═════ INFORMATION SHOWN

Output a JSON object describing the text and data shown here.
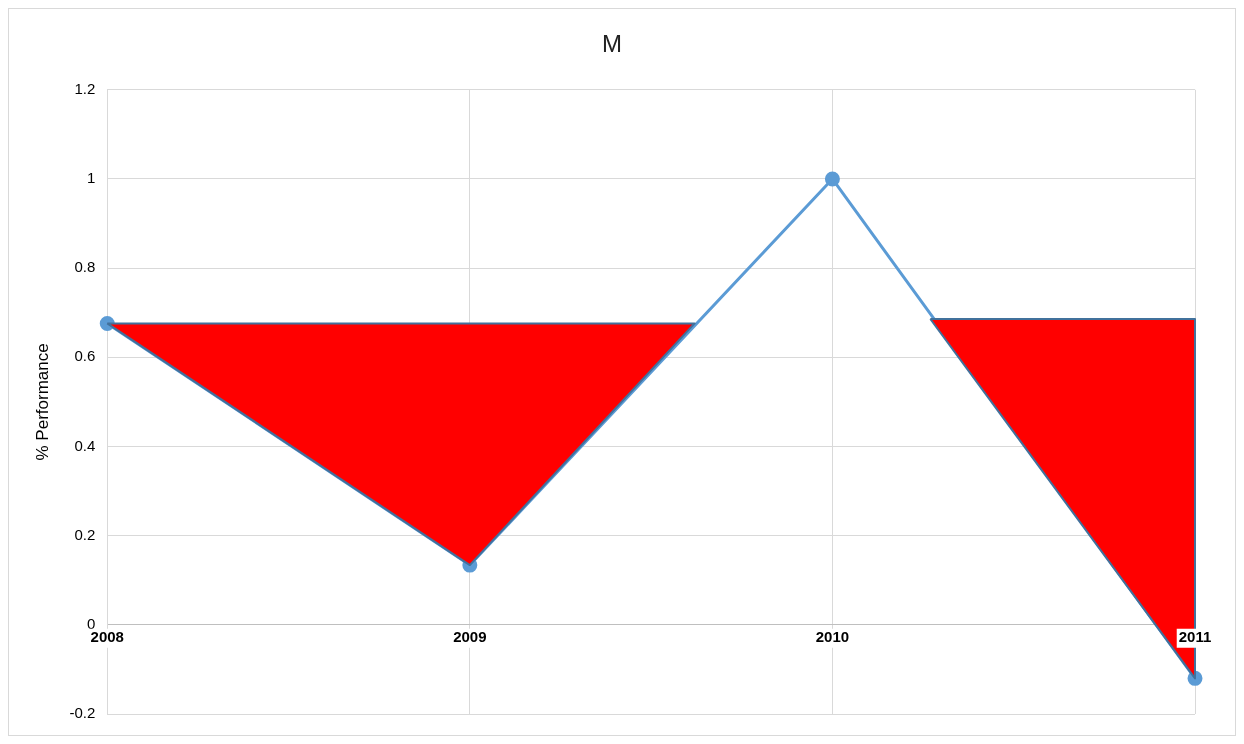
{
  "chart_data": {
    "type": "line",
    "title": "M",
    "ylabel": "% Performance",
    "x": [
      2008,
      2009,
      2010,
      2011
    ],
    "series": [
      {
        "type": "line",
        "color": "#5b9bd5",
        "values": [
          0.676,
          0.134,
          1,
          -0.12
        ],
        "marker": "circle"
      },
      {
        "type": "area",
        "color": "#ff0000",
        "x": [
          2008,
          2009,
          2009.62,
          2008
        ],
        "values": [
          0.676,
          0.134,
          0.676,
          0.676
        ]
      },
      {
        "type": "area",
        "color": "#ff0000",
        "x": [
          2010.27,
          2011,
          2011,
          2010.27
        ],
        "values": [
          0.686,
          -0.12,
          0.686,
          0.686
        ]
      }
    ],
    "xlim": [
      2008,
      2011
    ],
    "xticks": [
      2008,
      2009,
      2010,
      2011
    ],
    "ylim": [
      -0.2,
      1.2
    ],
    "yticks": [
      -0.2,
      0,
      0.2,
      0.4,
      0.6,
      0.8,
      1,
      1.2
    ],
    "grid": true,
    "legend": false,
    "line_style": "solid"
  }
}
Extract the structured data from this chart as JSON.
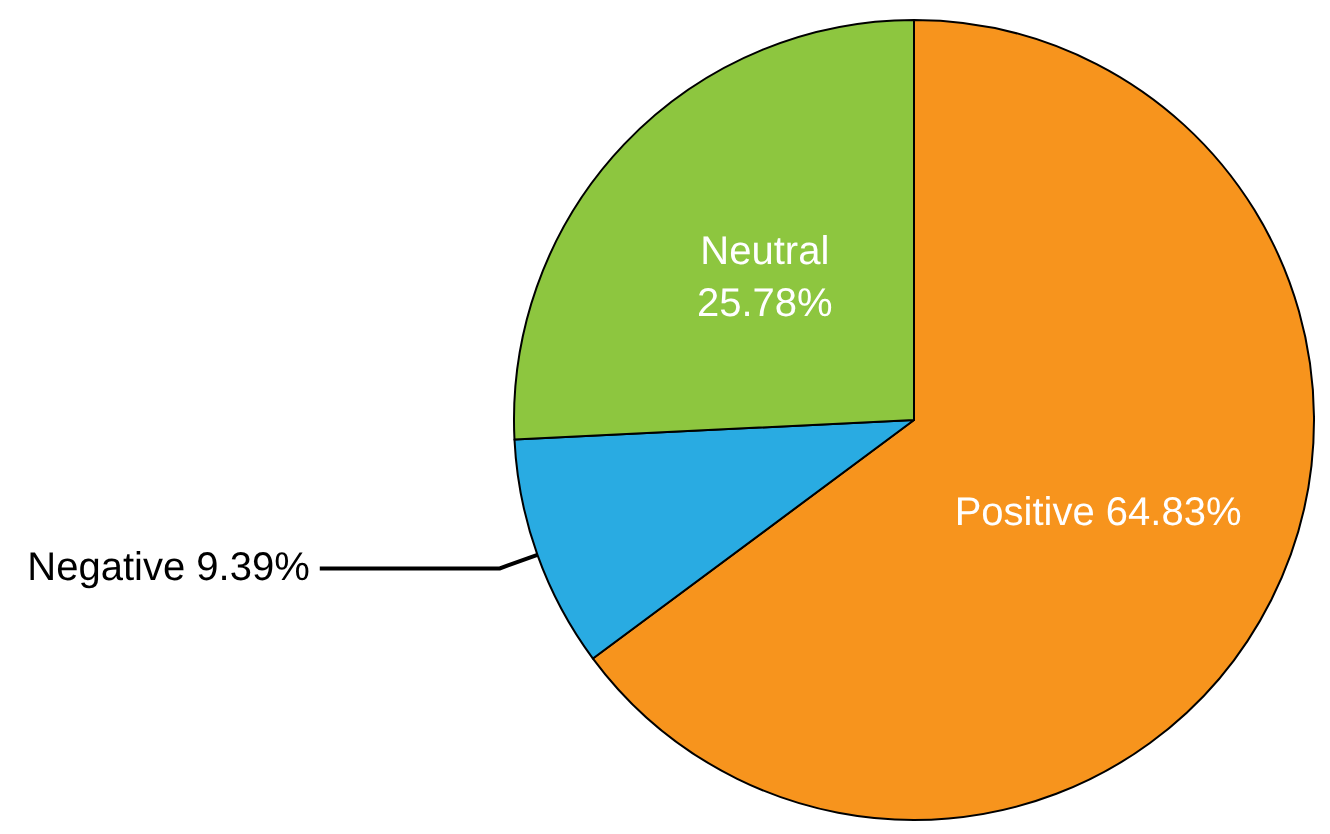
{
  "chart_data": {
    "type": "pie",
    "categories": [
      "Positive",
      "Negative",
      "Neutral"
    ],
    "values": [
      64.83,
      9.39,
      25.78
    ],
    "value_labels": [
      "64.83%",
      "9.39%",
      "25.78%"
    ],
    "colors": [
      "#f7941d",
      "#29abe2",
      "#8dc63f"
    ]
  }
}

══════════

**WHAT YOU WILL DO**
From the records above, pull out each line that has "JSON".

**REPLY TO THE EXERCISE**
Output a JSON object describing the text and data shown here.
Extract the structured data from this chart as JSON.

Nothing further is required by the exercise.